> [Exercise]: Wherever a line holds the word "ylabel", copy that line out.

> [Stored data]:
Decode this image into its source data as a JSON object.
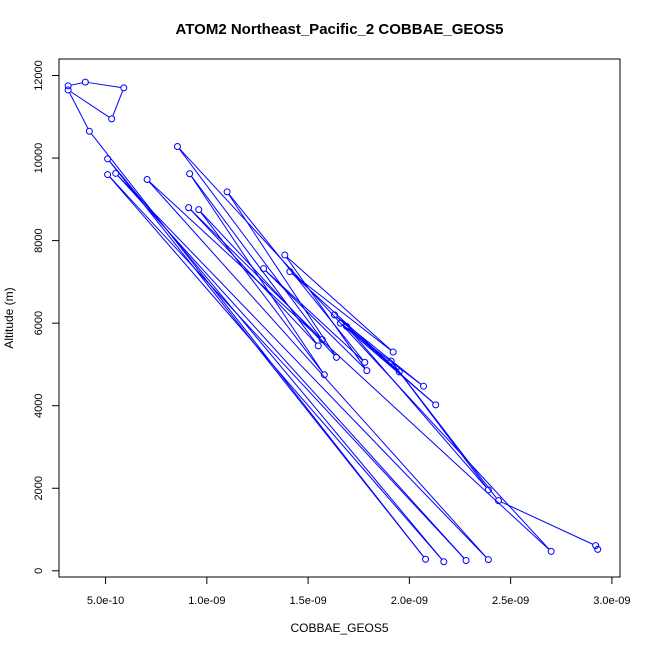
{
  "chart_data": {
    "type": "scatter",
    "title": "ATOM2 Northeast_Pacific_2 COBBAE_GEOS5",
    "xlabel": "COBBAE_GEOS5",
    "ylabel": "Altitude (m)",
    "xlim": [
      2.7e-10,
      3.04e-09
    ],
    "ylim": [
      -150,
      12400
    ],
    "x_ticks": [
      5e-10,
      1e-09,
      1.5e-09,
      2e-09,
      2.5e-09,
      3e-09
    ],
    "x_tick_labels": [
      "5.0e-10",
      "1.0e-09",
      "1.5e-09",
      "2.0e-09",
      "2.5e-09",
      "3.0e-09"
    ],
    "y_ticks": [
      0,
      2000,
      4000,
      6000,
      8000,
      10000,
      12000
    ],
    "y_tick_labels": [
      "0",
      "2000",
      "4000",
      "6000",
      "8000",
      "10000",
      "12000"
    ],
    "grid": false,
    "colors": {
      "series": "#0000ff",
      "frame": "#000000"
    },
    "series": [
      {
        "marker": "open-circle",
        "line": true,
        "x": [
          3.15e-10,
          4e-10,
          5.9e-10,
          5.3e-10,
          3.15e-10,
          4.2e-10,
          2.08e-09,
          5.1e-10,
          2.17e-09,
          5.1e-10,
          2.28e-09,
          5.5e-10,
          2.39e-09,
          7.05e-10,
          2.7e-09,
          8.55e-10,
          1.57e-09,
          9.1e-10,
          1.55e-09,
          9.15e-10,
          1.58e-09,
          9.6e-10,
          1.64e-09,
          1.1e-09,
          1.78e-09,
          1.28e-09,
          1.79e-09,
          1.385e-09,
          1.92e-09,
          1.41e-09,
          1.95e-09,
          1.63e-09,
          2.07e-09,
          1.66e-09,
          2.13e-09,
          1.69e-09,
          2.39e-09,
          1.91e-09,
          2.44e-09,
          2.92e-09,
          2.93e-09
        ],
        "y": [
          11750,
          11840,
          11700,
          10950,
          11650,
          10650,
          280,
          9980,
          220,
          9600,
          250,
          9630,
          270,
          9480,
          470,
          10280,
          5600,
          8800,
          5450,
          9620,
          4750,
          8750,
          5170,
          9180,
          5050,
          7320,
          4850,
          7650,
          5300,
          7250,
          4820,
          6200,
          4470,
          6000,
          4020,
          5920,
          1960,
          5080,
          1700,
          610,
          520
        ]
      }
    ]
  }
}
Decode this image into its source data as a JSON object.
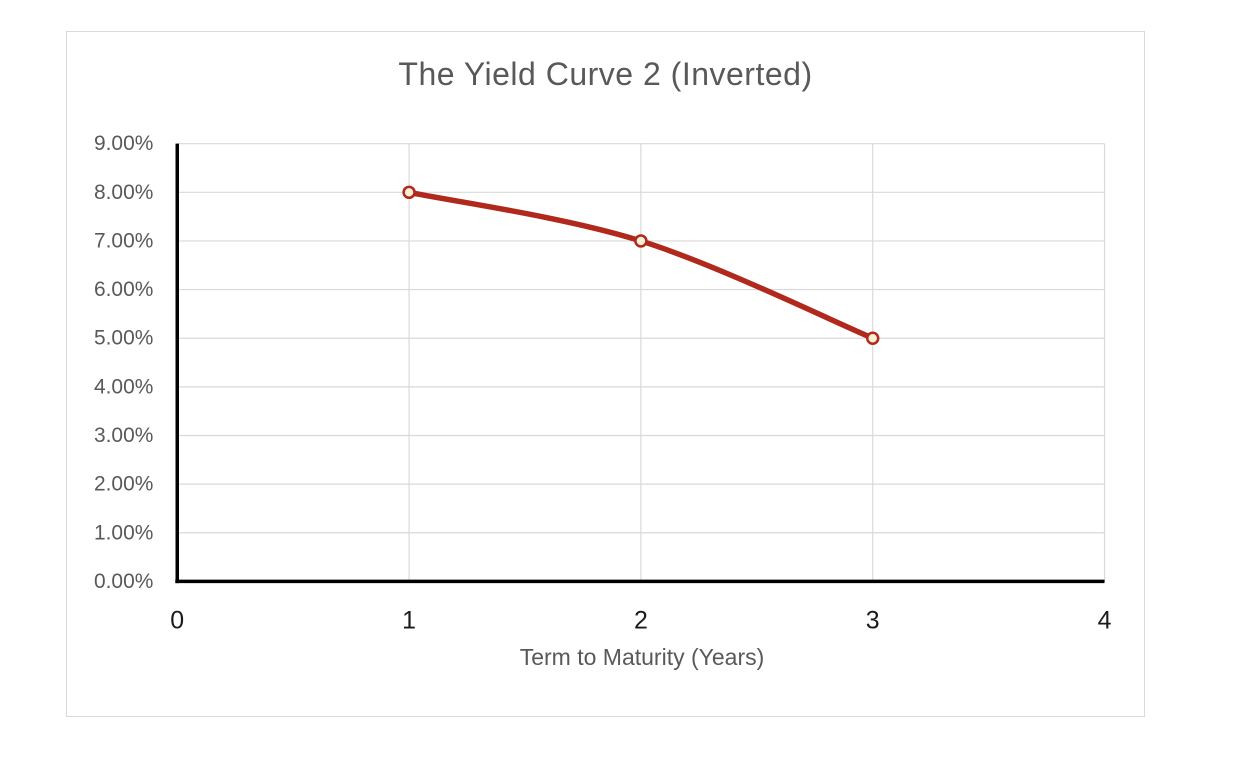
{
  "page": {
    "background": "#FFFFFF"
  },
  "chart_data": {
    "type": "line",
    "title": "The Yield Curve 2 (Inverted)",
    "xlabel": "Term to Maturity (Years)",
    "ylabel": "",
    "x": [
      1,
      2,
      3
    ],
    "y": [
      8,
      7,
      5
    ],
    "xlim": [
      0,
      4
    ],
    "ylim": [
      0,
      9
    ],
    "x_tick_labels": [
      "0",
      "1",
      "2",
      "3",
      "4"
    ],
    "y_tick_labels": [
      "0.00%",
      "1.00%",
      "2.00%",
      "3.00%",
      "4.00%",
      "5.00%",
      "6.00%",
      "7.00%",
      "8.00%",
      "9.00%"
    ],
    "grid": true,
    "legend": "none",
    "smooth": true,
    "marker": "circle",
    "style": {
      "line_color": "#B0291C",
      "marker_fill": "#F9EFD4",
      "marker_stroke": "#B0291C",
      "gridline_color": "#D9D9D9",
      "axis_color": "#000000",
      "title_color": "#595959",
      "axis_title_color": "#595959",
      "y_tick_color": "#595959",
      "x_tick_color": "#1A1A1A",
      "frame_border_color": "#D9D9D9"
    }
  }
}
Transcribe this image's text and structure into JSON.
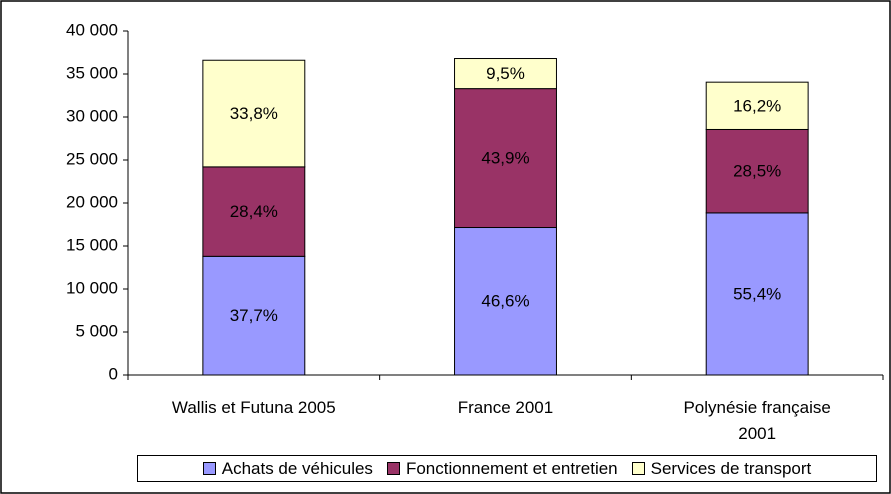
{
  "chart_data": {
    "type": "stacked_bar",
    "categories": [
      "Wallis et Futuna 2005",
      "France 2001",
      "Polynésie française 2001"
    ],
    "series": [
      {
        "name": "Achats de véhicules",
        "color": "#9999ff",
        "values": [
          13800,
          17150,
          18850
        ],
        "percents": [
          37.7,
          46.6,
          55.4
        ],
        "percent_labels": [
          "37,7%",
          "46,6%",
          "55,4%"
        ]
      },
      {
        "name": "Fonctionnement et entretien",
        "color": "#993366",
        "values": [
          10400,
          16150,
          9700
        ],
        "percents": [
          28.4,
          43.9,
          28.5
        ],
        "percent_labels": [
          "28,4%",
          "43,9%",
          "28,5%"
        ]
      },
      {
        "name": "Services de transport",
        "color": "#ffffcc",
        "values": [
          12400,
          3500,
          5500
        ],
        "percents": [
          33.8,
          9.5,
          16.2
        ],
        "percent_labels": [
          "33,8%",
          "9,5%",
          "16,2%"
        ]
      }
    ],
    "ylim": [
      0,
      40000
    ],
    "yticks": [
      {
        "value": 0,
        "label": "0"
      },
      {
        "value": 5000,
        "label": "5 000"
      },
      {
        "value": 10000,
        "label": "10 000"
      },
      {
        "value": 15000,
        "label": "15 000"
      },
      {
        "value": 20000,
        "label": "20 000"
      },
      {
        "value": 25000,
        "label": "25 000"
      },
      {
        "value": 30000,
        "label": "30 000"
      },
      {
        "value": 35000,
        "label": "35 000"
      },
      {
        "value": 40000,
        "label": "40 000"
      }
    ],
    "grid": false,
    "legend": "bottom"
  }
}
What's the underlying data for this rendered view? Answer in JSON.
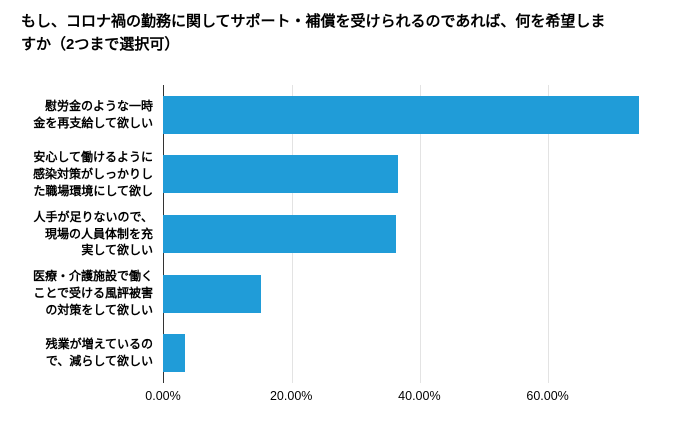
{
  "title": "もし、コロナ禍の勤務に関してサポート・補償を受けられるのであれば、何を希望しま\nすか（2つまで選択可）",
  "chart_data": {
    "type": "bar",
    "orientation": "horizontal",
    "title": "もし、コロナ禍の勤務に関してサポート・補償を受けられるのであれば、何を希望しますか（2つまで選択可）",
    "categories": [
      "慰労金のような一時\n金を再支給して欲しい",
      "安心して働けるように\n感染対策がしっかりし\nた職場環境にして欲し",
      "人手が足りないので、\n現場の人員体制を充\n実して欲しい",
      "医療・介護施設で働く\nことで受ける風評被害\nの対策をして欲しい",
      "残業が増えているの\nで、減らして欲しい"
    ],
    "values": [
      74.2,
      36.6,
      36.3,
      15.3,
      3.4
    ],
    "unit": "%",
    "xlabel": "",
    "ylabel": "",
    "xlim": [
      0,
      83
    ],
    "x_ticks": [
      {
        "value": 0,
        "label": "0.00%"
      },
      {
        "value": 20,
        "label": "20.00%"
      },
      {
        "value": 40,
        "label": "40.00%"
      },
      {
        "value": 60,
        "label": "60.00%"
      }
    ],
    "grid": true,
    "legend": "none",
    "bar_color": "#209cd8",
    "gridline_color": "#e3e3e3",
    "axis_line_color": "#333333"
  }
}
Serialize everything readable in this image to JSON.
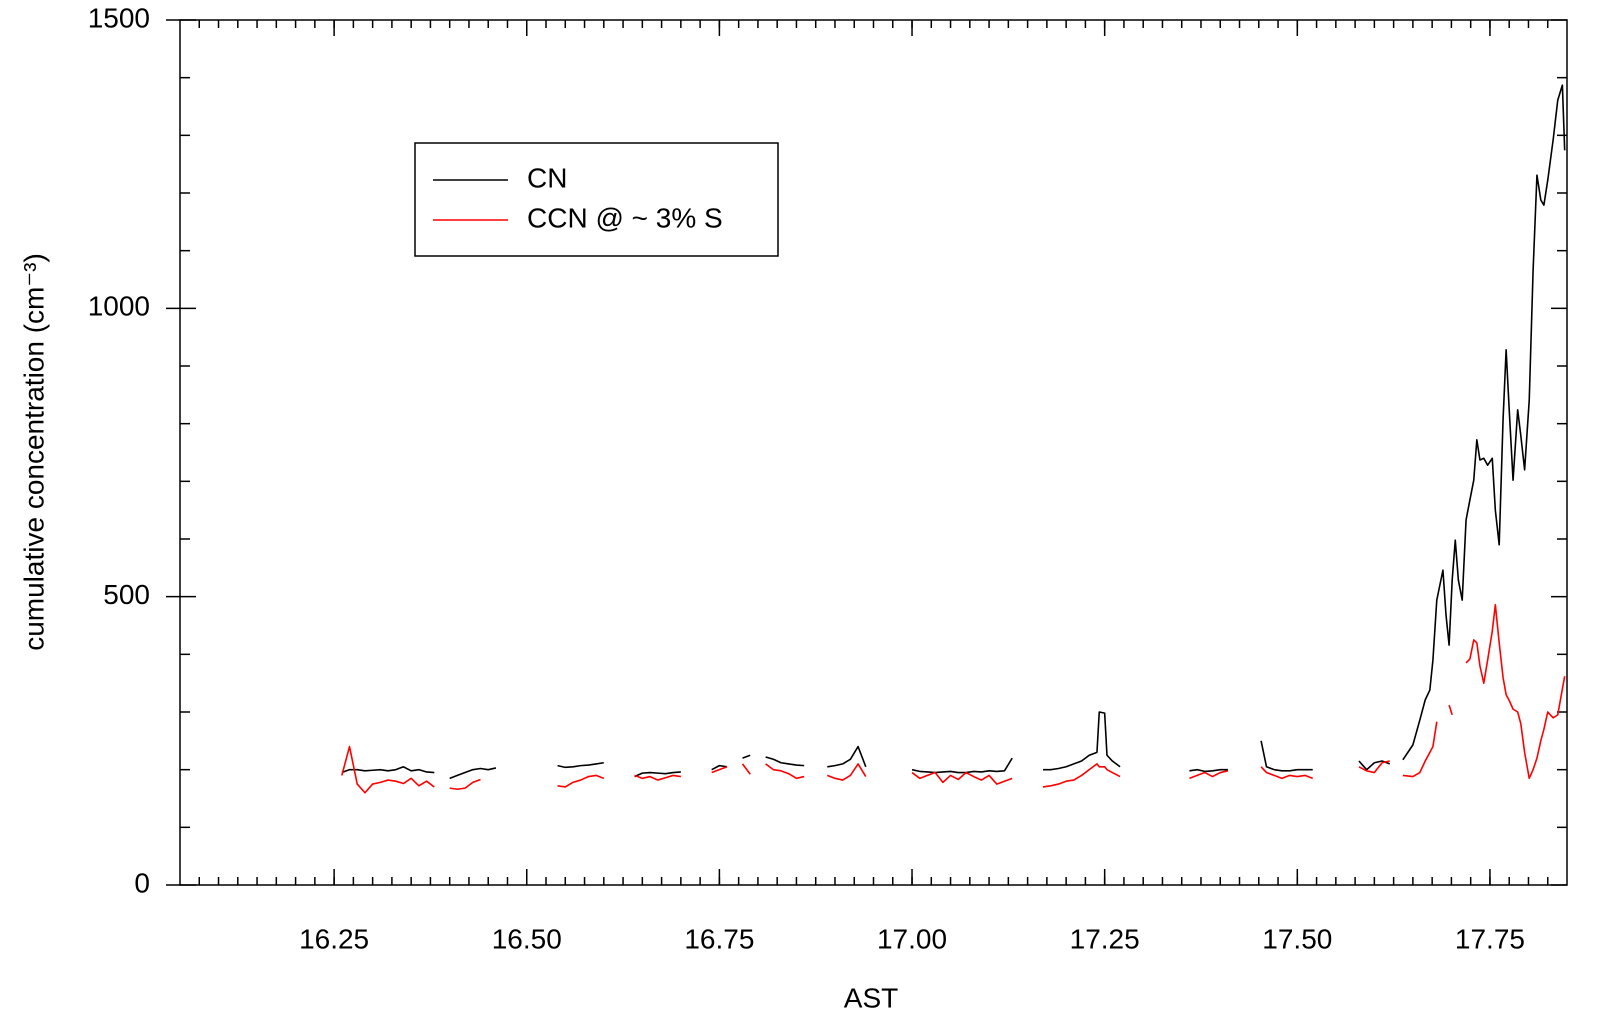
{
  "chart_data": {
    "type": "line",
    "xlabel": "AST",
    "ylabel": "cumulative concentration (cm⁻³)",
    "xlim": [
      16.05,
      17.85
    ],
    "ylim": [
      0,
      1500
    ],
    "xticks": [
      16.25,
      {
        "value": 16.5,
        "label": "16.50"
      },
      16.75,
      {
        "value": 17,
        "label": "17.00"
      },
      17.25,
      {
        "value": 17.5,
        "label": "17.50"
      },
      17.75
    ],
    "yticks": [
      0,
      500,
      1000,
      1500
    ],
    "xminorticks": [
      16.075,
      16.1,
      16.125,
      16.15,
      16.175,
      16.2,
      16.225,
      16.25,
      16.275,
      16.3,
      16.325,
      16.35,
      16.375,
      16.4,
      16.425,
      16.45,
      16.475,
      16.5,
      16.525,
      16.55,
      16.575,
      16.6,
      16.625,
      16.65,
      16.675,
      16.7,
      16.725,
      16.75,
      16.775,
      16.8,
      16.825,
      16.85,
      16.875,
      16.9,
      16.925,
      16.95,
      16.975,
      17,
      17.025,
      17.05,
      17.075,
      17.1,
      17.125,
      17.15,
      17.175,
      17.2,
      17.225,
      17.25,
      17.275,
      17.3,
      17.325,
      17.35,
      17.375,
      17.4,
      17.425,
      17.45,
      17.475,
      17.5,
      17.525,
      17.55,
      17.575,
      17.6,
      17.625,
      17.65,
      17.675,
      17.7,
      17.725,
      17.75,
      17.775,
      17.8,
      17.825
    ],
    "yminorticks": [
      100,
      200,
      300,
      400,
      600,
      700,
      800,
      900,
      1100,
      1200,
      1300,
      1400
    ],
    "x": [
      16.26,
      16.27,
      16.28,
      16.29,
      16.3,
      16.31,
      16.32,
      16.33,
      16.34,
      16.35,
      16.36,
      16.37,
      16.38,
      16.39,
      16.4,
      16.41,
      16.42,
      16.43,
      16.44,
      16.45,
      16.46,
      16.5,
      16.54,
      16.55,
      16.56,
      16.57,
      16.58,
      16.59,
      16.6,
      16.62,
      16.64,
      16.65,
      16.66,
      16.67,
      16.68,
      16.69,
      16.7,
      16.72,
      16.74,
      16.75,
      16.76,
      16.77,
      16.78,
      16.79,
      16.8,
      16.81,
      16.82,
      16.83,
      16.84,
      16.85,
      16.86,
      16.875,
      16.89,
      16.9,
      16.91,
      16.92,
      16.93,
      16.94,
      16.97,
      17.0,
      17.01,
      17.02,
      17.03,
      17.04,
      17.05,
      17.06,
      17.07,
      17.08,
      17.09,
      17.1,
      17.11,
      17.12,
      17.13,
      17.15,
      17.17,
      17.18,
      17.19,
      17.2,
      17.21,
      17.22,
      17.23,
      17.24,
      17.243,
      17.25,
      17.253,
      17.26,
      17.27,
      17.32,
      17.36,
      17.37,
      17.38,
      17.39,
      17.4,
      17.41,
      17.43,
      17.453,
      17.46,
      17.47,
      17.48,
      17.49,
      17.5,
      17.51,
      17.52,
      17.55,
      17.58,
      17.59,
      17.6,
      17.61,
      17.62,
      17.63,
      17.637,
      17.65,
      17.659,
      17.666,
      17.672,
      17.676,
      17.681,
      17.685,
      17.689,
      17.693,
      17.697,
      17.701,
      17.705,
      17.709,
      17.714,
      17.719,
      17.724,
      17.729,
      17.733,
      17.737,
      17.742,
      17.747,
      17.753,
      17.757,
      17.762,
      17.767,
      17.771,
      17.775,
      17.78,
      17.786,
      17.79,
      17.795,
      17.801,
      17.806,
      17.811,
      17.816,
      17.82,
      17.825,
      17.832,
      17.838,
      17.844,
      17.847
    ],
    "series": [
      {
        "name": "CN",
        "color": "#000000",
        "values": [
          195,
          200,
          200,
          198,
          199,
          200,
          198,
          200,
          205,
          198,
          200,
          196,
          195,
          null,
          185,
          190,
          195,
          200,
          202,
          200,
          203,
          null,
          207,
          204,
          205,
          207,
          208,
          210,
          212,
          null,
          188,
          194,
          195,
          194,
          193,
          195,
          196,
          null,
          200,
          207,
          205,
          null,
          220,
          225,
          null,
          222,
          218,
          212,
          210,
          208,
          207,
          null,
          205,
          207,
          210,
          218,
          240,
          205,
          null,
          200,
          197,
          196,
          195,
          196,
          197,
          195,
          195,
          197,
          196,
          198,
          197,
          198,
          220,
          null,
          200,
          200,
          202,
          205,
          210,
          215,
          225,
          230,
          300,
          298,
          225,
          215,
          205,
          null,
          198,
          200,
          197,
          198,
          200,
          200,
          null,
          250,
          205,
          200,
          198,
          198,
          200,
          200,
          200,
          null,
          215,
          200,
          212,
          215,
          210,
          null,
          217,
          243,
          286,
          321,
          338,
          390,
          494,
          520,
          546,
          468,
          416,
          529,
          598,
          529,
          494,
          633,
          668,
          702,
          772,
          737,
          740,
          728,
          740,
          650,
          590,
          806,
          928,
          824,
          702,
          824,
          780,
          720,
          841,
          1066,
          1231,
          1188,
          1179,
          1222,
          1292,
          1361,
          1387,
          1274
        ]
      },
      {
        "name": "CCN @ ~ 3% S",
        "color": "#ff0000",
        "values": [
          190,
          240,
          175,
          160,
          175,
          178,
          182,
          180,
          176,
          185,
          172,
          180,
          170,
          null,
          168,
          166,
          168,
          178,
          183,
          null,
          null,
          null,
          172,
          170,
          178,
          182,
          188,
          190,
          185,
          null,
          190,
          185,
          188,
          182,
          186,
          190,
          188,
          null,
          195,
          200,
          205,
          null,
          210,
          192,
          null,
          210,
          200,
          198,
          193,
          185,
          188,
          null,
          190,
          185,
          182,
          190,
          210,
          188,
          null,
          195,
          185,
          190,
          195,
          178,
          190,
          183,
          195,
          188,
          182,
          190,
          175,
          180,
          185,
          null,
          170,
          172,
          175,
          180,
          182,
          190,
          200,
          210,
          205,
          205,
          200,
          195,
          188,
          null,
          185,
          190,
          195,
          188,
          195,
          198,
          null,
          205,
          195,
          190,
          185,
          190,
          188,
          190,
          185,
          null,
          205,
          198,
          195,
          212,
          215,
          null,
          190,
          188,
          195,
          215,
          230,
          240,
          283,
          null,
          null,
          null,
          312,
          295,
          null,
          null,
          null,
          385,
          392,
          425,
          420,
          380,
          350,
          390,
          440,
          486,
          420,
          360,
          330,
          320,
          305,
          300,
          280,
          230,
          185,
          200,
          220,
          250,
          270,
          300,
          290,
          295,
          340,
          362
        ]
      }
    ]
  }
}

> [Final answer]:
    "ylabel": "Altitude (m)",
    "ylabel": "",
    "ylabel": "",
    "ylabel": "cumulative concentration (cm⁻³)",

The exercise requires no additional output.